Data entries:
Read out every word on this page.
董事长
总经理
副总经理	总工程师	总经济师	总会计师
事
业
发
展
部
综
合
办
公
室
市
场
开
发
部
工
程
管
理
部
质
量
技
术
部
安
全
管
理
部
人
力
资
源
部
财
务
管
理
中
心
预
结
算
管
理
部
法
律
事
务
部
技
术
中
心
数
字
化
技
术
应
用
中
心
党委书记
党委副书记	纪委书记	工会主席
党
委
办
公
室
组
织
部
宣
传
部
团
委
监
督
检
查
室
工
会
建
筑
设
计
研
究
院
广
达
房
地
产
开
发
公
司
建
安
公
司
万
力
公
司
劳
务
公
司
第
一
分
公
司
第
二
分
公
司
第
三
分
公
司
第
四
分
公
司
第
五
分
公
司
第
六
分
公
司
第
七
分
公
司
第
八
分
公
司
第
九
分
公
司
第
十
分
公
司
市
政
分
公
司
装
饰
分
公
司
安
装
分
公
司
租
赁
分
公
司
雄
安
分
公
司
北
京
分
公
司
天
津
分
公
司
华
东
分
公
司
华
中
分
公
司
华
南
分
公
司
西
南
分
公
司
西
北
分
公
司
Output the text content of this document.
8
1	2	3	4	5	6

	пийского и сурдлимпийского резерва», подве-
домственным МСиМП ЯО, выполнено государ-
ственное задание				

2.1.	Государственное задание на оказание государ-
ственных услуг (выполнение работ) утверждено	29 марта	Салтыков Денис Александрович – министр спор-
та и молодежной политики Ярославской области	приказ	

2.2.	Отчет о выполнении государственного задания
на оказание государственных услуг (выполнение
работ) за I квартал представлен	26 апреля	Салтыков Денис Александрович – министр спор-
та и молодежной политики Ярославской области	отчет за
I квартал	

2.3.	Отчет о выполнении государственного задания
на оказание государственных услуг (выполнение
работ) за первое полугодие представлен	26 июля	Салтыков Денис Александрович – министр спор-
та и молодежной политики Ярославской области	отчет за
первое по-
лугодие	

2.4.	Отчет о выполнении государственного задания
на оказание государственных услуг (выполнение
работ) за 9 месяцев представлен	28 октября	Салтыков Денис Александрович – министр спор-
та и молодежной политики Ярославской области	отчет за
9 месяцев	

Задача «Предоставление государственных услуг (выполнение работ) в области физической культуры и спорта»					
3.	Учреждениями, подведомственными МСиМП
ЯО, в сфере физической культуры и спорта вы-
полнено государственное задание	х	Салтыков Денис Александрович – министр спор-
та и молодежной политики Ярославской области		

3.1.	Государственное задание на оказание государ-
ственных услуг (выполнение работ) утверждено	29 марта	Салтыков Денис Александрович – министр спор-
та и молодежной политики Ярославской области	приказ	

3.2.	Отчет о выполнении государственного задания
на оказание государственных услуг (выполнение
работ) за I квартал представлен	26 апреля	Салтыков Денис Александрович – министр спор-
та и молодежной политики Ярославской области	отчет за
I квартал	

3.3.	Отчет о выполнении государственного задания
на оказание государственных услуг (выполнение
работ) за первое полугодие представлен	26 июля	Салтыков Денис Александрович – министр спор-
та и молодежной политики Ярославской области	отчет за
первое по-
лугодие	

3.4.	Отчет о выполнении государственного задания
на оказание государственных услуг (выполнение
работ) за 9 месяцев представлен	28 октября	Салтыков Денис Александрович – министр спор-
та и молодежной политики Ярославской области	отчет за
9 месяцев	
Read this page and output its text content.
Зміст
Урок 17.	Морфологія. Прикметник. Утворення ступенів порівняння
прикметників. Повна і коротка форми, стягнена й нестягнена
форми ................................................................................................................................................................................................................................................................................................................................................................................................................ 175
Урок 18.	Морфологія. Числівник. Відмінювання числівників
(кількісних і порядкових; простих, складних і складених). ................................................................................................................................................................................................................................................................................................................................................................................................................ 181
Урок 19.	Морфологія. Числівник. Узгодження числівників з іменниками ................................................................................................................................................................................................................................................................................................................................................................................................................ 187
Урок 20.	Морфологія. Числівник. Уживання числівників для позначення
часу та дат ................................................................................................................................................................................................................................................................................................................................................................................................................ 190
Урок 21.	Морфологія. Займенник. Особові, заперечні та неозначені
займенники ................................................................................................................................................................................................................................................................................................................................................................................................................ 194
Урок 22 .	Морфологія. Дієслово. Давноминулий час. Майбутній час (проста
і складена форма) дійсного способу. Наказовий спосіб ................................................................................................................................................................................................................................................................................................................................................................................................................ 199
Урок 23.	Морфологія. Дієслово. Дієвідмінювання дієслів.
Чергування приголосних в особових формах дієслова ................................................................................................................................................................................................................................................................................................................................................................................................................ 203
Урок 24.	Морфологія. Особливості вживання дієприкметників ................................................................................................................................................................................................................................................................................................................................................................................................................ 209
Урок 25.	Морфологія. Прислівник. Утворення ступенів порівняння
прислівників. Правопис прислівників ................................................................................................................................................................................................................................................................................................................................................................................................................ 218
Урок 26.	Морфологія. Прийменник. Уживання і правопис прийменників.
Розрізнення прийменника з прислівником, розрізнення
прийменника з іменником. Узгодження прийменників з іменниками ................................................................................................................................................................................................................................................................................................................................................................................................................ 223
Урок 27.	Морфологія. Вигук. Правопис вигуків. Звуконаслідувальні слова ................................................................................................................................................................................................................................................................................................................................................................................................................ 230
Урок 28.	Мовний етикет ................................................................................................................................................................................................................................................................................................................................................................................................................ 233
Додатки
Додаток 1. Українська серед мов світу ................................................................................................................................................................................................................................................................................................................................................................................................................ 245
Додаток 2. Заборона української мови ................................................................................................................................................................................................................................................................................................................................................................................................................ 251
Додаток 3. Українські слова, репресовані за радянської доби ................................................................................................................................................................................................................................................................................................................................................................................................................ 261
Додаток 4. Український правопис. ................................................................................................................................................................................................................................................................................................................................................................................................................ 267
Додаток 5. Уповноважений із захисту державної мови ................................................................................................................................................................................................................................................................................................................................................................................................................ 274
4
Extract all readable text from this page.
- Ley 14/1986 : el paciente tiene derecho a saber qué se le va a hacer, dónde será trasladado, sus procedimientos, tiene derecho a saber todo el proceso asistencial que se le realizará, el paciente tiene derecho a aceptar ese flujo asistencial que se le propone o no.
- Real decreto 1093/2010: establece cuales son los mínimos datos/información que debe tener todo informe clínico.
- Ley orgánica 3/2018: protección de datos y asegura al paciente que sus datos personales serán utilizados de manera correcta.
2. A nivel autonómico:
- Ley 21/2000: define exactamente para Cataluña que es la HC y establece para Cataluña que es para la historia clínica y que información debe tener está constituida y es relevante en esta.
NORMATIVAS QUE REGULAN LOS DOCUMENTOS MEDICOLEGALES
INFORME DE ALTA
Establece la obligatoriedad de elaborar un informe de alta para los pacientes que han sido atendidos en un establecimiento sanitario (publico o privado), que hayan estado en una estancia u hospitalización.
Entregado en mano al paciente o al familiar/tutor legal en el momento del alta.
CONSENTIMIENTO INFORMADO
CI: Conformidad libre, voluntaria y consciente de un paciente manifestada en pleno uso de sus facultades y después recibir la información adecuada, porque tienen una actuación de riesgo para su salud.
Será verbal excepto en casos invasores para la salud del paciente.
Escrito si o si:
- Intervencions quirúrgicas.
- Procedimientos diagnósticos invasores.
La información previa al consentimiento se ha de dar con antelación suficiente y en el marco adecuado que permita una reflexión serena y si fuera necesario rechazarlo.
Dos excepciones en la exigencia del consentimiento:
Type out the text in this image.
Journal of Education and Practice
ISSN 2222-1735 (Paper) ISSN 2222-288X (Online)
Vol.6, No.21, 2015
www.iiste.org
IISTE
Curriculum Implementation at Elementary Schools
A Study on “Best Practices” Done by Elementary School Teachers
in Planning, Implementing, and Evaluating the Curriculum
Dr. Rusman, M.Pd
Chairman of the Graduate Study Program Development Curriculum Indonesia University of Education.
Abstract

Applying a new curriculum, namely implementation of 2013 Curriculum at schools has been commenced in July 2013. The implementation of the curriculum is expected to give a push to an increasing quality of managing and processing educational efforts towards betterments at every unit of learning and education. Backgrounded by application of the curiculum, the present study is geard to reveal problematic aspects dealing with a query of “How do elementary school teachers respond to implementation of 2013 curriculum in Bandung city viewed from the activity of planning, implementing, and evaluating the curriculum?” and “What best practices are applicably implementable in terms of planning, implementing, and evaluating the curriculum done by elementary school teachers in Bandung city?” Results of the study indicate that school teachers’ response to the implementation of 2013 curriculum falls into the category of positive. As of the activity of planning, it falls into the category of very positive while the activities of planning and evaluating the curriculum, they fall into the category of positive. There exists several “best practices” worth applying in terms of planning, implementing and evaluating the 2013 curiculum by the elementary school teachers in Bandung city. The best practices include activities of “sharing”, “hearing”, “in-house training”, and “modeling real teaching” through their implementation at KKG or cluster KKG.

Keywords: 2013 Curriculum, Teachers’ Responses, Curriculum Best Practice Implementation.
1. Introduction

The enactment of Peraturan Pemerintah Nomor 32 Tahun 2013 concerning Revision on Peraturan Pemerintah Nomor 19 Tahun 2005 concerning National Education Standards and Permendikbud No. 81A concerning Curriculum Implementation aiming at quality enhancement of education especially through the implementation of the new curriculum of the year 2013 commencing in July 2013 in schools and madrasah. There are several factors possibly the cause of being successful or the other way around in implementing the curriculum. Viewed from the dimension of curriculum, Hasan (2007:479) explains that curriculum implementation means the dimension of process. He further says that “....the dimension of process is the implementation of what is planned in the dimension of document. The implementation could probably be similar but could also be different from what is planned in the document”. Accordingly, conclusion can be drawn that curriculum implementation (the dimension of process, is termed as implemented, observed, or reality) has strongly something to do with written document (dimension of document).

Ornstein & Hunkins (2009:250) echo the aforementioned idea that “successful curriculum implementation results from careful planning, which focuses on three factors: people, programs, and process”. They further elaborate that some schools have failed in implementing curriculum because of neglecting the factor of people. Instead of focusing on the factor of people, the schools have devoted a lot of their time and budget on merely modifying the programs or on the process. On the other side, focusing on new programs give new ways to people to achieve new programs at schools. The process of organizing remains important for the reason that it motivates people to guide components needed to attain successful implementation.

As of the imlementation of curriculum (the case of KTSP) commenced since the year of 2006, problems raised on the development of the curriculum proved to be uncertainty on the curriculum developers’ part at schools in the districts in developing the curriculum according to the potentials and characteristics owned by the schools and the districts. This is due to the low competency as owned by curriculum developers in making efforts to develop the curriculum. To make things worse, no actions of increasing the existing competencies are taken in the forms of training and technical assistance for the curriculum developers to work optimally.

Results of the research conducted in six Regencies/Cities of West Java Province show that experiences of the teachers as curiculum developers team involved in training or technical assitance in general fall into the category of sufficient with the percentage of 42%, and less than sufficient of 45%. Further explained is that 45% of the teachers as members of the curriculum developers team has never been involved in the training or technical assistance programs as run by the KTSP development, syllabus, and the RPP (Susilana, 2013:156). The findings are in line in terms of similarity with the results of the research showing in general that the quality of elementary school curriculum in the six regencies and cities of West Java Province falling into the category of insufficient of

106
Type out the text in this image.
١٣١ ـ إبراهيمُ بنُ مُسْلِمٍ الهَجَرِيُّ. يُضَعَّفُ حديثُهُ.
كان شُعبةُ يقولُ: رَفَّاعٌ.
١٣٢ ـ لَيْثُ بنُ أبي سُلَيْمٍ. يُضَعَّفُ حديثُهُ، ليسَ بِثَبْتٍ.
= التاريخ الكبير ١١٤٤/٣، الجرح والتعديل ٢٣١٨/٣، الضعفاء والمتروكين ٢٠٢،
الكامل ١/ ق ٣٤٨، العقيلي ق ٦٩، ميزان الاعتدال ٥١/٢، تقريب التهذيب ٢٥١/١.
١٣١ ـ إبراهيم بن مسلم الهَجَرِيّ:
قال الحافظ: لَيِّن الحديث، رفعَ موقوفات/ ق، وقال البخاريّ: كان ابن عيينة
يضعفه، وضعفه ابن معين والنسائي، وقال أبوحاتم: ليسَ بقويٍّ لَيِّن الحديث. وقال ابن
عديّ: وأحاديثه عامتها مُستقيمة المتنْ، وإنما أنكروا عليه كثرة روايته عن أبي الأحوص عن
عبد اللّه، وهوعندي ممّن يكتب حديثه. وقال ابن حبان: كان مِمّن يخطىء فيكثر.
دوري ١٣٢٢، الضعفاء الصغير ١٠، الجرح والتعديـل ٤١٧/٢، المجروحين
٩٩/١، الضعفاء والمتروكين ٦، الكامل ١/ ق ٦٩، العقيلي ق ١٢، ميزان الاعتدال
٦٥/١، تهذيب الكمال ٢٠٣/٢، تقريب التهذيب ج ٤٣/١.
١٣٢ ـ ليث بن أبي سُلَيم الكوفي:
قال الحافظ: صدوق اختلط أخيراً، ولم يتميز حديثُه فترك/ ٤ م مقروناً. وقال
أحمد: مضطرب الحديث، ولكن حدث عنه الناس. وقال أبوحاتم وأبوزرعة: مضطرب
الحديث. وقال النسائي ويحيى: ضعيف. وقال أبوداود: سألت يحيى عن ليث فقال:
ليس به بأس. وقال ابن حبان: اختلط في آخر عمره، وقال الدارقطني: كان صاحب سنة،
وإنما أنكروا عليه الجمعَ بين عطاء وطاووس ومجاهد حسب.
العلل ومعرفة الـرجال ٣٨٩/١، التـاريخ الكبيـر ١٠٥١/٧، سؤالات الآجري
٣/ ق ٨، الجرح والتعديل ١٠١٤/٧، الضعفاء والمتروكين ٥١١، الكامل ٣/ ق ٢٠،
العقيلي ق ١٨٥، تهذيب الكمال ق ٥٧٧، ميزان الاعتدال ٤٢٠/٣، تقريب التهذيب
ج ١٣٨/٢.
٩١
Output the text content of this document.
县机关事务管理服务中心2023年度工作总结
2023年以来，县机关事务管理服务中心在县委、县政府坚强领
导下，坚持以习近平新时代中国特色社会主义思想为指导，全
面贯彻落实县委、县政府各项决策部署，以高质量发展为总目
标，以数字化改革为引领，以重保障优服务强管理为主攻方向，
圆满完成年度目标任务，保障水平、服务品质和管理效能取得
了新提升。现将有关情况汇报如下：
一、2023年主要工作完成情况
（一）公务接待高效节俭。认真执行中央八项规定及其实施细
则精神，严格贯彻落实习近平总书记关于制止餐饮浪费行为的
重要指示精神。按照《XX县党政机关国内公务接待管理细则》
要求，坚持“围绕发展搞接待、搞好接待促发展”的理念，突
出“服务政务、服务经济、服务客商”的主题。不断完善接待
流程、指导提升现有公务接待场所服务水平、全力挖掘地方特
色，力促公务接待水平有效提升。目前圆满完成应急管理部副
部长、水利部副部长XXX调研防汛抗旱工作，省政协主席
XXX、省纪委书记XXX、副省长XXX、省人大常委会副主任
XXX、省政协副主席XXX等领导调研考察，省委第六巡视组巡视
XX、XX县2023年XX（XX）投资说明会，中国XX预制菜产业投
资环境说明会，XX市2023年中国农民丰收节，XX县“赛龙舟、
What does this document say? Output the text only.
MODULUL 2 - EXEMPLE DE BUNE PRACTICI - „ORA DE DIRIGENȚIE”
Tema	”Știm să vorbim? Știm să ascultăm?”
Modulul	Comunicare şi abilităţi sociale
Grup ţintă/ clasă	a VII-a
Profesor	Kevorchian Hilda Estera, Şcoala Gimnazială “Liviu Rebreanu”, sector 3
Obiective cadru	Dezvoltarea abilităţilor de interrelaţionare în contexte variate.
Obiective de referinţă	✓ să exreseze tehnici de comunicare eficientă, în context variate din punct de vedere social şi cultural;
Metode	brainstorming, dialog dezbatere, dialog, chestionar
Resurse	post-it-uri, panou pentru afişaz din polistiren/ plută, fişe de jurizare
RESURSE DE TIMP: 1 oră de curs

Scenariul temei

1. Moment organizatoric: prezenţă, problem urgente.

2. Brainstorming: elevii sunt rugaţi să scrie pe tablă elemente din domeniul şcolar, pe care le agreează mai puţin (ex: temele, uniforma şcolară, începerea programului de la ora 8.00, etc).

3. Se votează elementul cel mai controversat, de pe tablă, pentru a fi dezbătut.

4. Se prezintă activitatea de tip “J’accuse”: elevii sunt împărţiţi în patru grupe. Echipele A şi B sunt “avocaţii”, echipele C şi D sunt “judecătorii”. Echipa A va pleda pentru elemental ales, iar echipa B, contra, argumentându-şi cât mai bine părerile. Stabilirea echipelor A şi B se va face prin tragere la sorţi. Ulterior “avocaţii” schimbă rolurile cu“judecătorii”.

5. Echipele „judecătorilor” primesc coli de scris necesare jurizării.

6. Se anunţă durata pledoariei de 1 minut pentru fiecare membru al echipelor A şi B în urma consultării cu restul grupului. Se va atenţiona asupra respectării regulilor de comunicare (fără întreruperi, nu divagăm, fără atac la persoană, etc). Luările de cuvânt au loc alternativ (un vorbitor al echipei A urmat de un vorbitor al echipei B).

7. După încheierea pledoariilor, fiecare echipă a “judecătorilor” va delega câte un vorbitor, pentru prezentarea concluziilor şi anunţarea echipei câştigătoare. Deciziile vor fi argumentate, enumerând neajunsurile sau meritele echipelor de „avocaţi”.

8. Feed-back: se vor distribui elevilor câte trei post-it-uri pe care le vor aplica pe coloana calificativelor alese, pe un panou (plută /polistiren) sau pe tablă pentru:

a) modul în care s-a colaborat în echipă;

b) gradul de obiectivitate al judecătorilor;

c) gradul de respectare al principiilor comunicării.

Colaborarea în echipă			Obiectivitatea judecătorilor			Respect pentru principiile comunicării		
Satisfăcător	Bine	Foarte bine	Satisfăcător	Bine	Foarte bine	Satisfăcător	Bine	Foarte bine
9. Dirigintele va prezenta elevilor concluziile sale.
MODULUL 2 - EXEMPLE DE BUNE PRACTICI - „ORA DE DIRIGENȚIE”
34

## Work to do:
Scan the records above for the string "والمتروكين", then report every line that contains it.

## The result:
= التاريخ الكبير ١١٤٤/٣، الجرح والتعديل ٢٣١٨/٣، الضعفاء والمتروكين ٢٠٢،
٩٩/١، الضعفاء والمتروكين ٦، الكامل ١/ ق ٦٩، العقيلي ق ١٢، ميزان الاعتدال
٣/ ق ٨، الجرح والتعديل ١٠١٤/٧، الضعفاء والمتروكين ٥١١، الكامل ٣/ ق ٢٠،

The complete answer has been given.